- _Job_
Restate each entry word for word, leaving nothing out.

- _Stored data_
⁂
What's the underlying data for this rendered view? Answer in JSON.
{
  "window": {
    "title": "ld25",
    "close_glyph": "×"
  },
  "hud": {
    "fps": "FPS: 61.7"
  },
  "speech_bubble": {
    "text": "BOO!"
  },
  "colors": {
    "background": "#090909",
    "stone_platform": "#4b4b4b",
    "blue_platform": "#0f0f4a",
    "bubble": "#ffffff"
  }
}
⁂
- _Task result_
What's the underlying data for this rendered view? Answer in JSON.
{
  "window": {
    "title": "ld25",
    "close_glyph": "×"
  },
  "hud": {
    "fps": "FPS: 61.7"
  },
  "speech_bubble": {
    "text": "BOO!"
  },
  "colors": {
    "background": "#090909",
    "stone_platform": "#4b4b4b",
    "blue_platform": "#0f0f4a",
    "bubble": "#ffffff"
  }
}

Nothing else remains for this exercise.